* _Extracts from a graphics dataset_:
___
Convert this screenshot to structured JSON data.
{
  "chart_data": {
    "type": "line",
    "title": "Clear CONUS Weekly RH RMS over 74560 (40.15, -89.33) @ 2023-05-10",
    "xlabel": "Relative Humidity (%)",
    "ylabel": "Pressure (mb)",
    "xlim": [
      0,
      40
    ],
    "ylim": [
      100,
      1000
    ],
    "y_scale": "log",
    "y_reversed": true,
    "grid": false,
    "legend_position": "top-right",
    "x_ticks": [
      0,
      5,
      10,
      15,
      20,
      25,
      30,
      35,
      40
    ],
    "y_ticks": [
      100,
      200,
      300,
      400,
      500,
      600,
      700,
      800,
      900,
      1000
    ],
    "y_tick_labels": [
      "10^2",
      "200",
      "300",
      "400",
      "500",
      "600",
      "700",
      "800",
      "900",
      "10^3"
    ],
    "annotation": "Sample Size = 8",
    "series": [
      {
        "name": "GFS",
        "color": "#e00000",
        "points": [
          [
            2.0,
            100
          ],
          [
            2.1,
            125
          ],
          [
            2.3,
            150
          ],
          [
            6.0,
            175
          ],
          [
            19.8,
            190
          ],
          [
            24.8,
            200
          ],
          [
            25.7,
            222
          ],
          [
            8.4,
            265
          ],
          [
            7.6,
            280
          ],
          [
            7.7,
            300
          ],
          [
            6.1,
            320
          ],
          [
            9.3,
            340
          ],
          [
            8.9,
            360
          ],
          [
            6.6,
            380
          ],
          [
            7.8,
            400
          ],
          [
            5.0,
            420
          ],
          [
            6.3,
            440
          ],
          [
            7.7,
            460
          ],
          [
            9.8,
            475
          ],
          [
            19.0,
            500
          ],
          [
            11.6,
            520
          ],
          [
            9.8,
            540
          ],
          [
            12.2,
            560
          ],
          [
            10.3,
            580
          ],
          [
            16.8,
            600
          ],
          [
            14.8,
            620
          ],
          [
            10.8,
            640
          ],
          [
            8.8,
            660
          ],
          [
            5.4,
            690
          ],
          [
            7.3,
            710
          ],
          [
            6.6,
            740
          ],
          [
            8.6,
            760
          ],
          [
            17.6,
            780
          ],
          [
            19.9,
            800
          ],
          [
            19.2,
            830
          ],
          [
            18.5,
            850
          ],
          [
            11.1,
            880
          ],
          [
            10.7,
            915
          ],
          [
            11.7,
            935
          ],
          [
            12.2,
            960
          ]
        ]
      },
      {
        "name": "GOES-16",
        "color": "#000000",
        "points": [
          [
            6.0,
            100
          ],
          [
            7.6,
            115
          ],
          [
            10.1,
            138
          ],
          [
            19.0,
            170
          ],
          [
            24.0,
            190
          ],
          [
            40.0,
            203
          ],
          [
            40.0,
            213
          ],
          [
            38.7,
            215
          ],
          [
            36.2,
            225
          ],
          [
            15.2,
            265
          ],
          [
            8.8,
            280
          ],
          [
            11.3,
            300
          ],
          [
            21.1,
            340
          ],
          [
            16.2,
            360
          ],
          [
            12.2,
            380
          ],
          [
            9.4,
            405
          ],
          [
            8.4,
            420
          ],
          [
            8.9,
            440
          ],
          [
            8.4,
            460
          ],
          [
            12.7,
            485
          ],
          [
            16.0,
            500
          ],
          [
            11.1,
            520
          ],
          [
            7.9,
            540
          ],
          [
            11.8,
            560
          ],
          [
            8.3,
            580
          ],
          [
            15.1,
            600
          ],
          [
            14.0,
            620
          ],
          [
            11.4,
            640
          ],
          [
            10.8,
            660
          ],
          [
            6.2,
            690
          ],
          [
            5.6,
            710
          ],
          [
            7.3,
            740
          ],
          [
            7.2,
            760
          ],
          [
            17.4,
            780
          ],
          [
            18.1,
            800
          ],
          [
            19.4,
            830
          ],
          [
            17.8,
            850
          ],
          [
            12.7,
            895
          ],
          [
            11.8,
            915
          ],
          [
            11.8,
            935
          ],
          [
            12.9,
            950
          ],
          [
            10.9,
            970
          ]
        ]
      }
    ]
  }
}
___
* _PROBLEM DETAILS_: Reproduce each entry from the records above, character for character.

* _OUTPUT FOR THIS TASK_:
Convert this screenshot to structured JSON data.
{
  "chart_data": {
    "type": "line",
    "title": "Clear CONUS Weekly RH RMS over 74560 (40.15, -89.33) @ 2023-05-10",
    "xlabel": "Relative Humidity (%)",
    "ylabel": "Pressure (mb)",
    "xlim": [
      0,
      40
    ],
    "ylim": [
      100,
      1000
    ],
    "y_scale": "log",
    "y_reversed": true,
    "grid": false,
    "legend_position": "top-right",
    "x_ticks": [
      0,
      5,
      10,
      15,
      20,
      25,
      30,
      35,
      40
    ],
    "y_ticks": [
      100,
      200,
      300,
      400,
      500,
      600,
      700,
      800,
      900,
      1000
    ],
    "y_tick_labels": [
      "10^2",
      "200",
      "300",
      "400",
      "500",
      "600",
      "700",
      "800",
      "900",
      "10^3"
    ],
    "annotation": "Sample Size = 8",
    "series": [
      {
        "name": "GFS",
        "color": "#e00000",
        "points": [
          [
            2.0,
            100
          ],
          [
            2.1,
            125
          ],
          [
            2.3,
            150
          ],
          [
            6.0,
            175
          ],
          [
            19.8,
            190
          ],
          [
            24.8,
            200
          ],
          [
            25.7,
            222
          ],
          [
            8.4,
            265
          ],
          [
            7.6,
            280
          ],
          [
            7.7,
            300
          ],
          [
            6.1,
            320
          ],
          [
            9.3,
            340
          ],
          [
            8.9,
            360
          ],
          [
            6.6,
            380
          ],
          [
            7.8,
            400
          ],
          [
            5.0,
            420
          ],
          [
            6.3,
            440
          ],
          [
            7.7,
            460
          ],
          [
            9.8,
            475
          ],
          [
            19.0,
            500
          ],
          [
            11.6,
            520
          ],
          [
            9.8,
            540
          ],
          [
            12.2,
            560
          ],
          [
            10.3,
            580
          ],
          [
            16.8,
            600
          ],
          [
            14.8,
            620
          ],
          [
            10.8,
            640
          ],
          [
            8.8,
            660
          ],
          [
            5.4,
            690
          ],
          [
            7.3,
            710
          ],
          [
            6.6,
            740
          ],
          [
            8.6,
            760
          ],
          [
            17.6,
            780
          ],
          [
            19.9,
            800
          ],
          [
            19.2,
            830
          ],
          [
            18.5,
            850
          ],
          [
            11.1,
            880
          ],
          [
            10.7,
            915
          ],
          [
            11.7,
            935
          ],
          [
            12.2,
            960
          ]
        ]
      },
      {
        "name": "GOES-16",
        "color": "#000000",
        "points": [
          [
            6.0,
            100
          ],
          [
            7.6,
            115
          ],
          [
            10.1,
            138
          ],
          [
            19.0,
            170
          ],
          [
            24.0,
            190
          ],
          [
            40.0,
            203
          ],
          [
            40.0,
            213
          ],
          [
            38.7,
            215
          ],
          [
            36.2,
            225
          ],
          [
            15.2,
            265
          ],
          [
            8.8,
            280
          ],
          [
            11.3,
            300
          ],
          [
            21.1,
            340
          ],
          [
            16.2,
            360
          ],
          [
            12.2,
            380
          ],
          [
            9.4,
            405
          ],
          [
            8.4,
            420
          ],
          [
            8.9,
            440
          ],
          [
            8.4,
            460
          ],
          [
            12.7,
            485
          ],
          [
            16.0,
            500
          ],
          [
            11.1,
            520
          ],
          [
            7.9,
            540
          ],
          [
            11.8,
            560
          ],
          [
            8.3,
            580
          ],
          [
            15.1,
            600
          ],
          [
            14.0,
            620
          ],
          [
            11.4,
            640
          ],
          [
            10.8,
            660
          ],
          [
            6.2,
            690
          ],
          [
            5.6,
            710
          ],
          [
            7.3,
            740
          ],
          [
            7.2,
            760
          ],
          [
            17.4,
            780
          ],
          [
            18.1,
            800
          ],
          [
            19.4,
            830
          ],
          [
            17.8,
            850
          ],
          [
            12.7,
            895
          ],
          [
            11.8,
            915
          ],
          [
            11.8,
            935
          ],
          [
            12.9,
            950
          ],
          [
            10.9,
            970
          ]
        ]
      }
    ]
  }
}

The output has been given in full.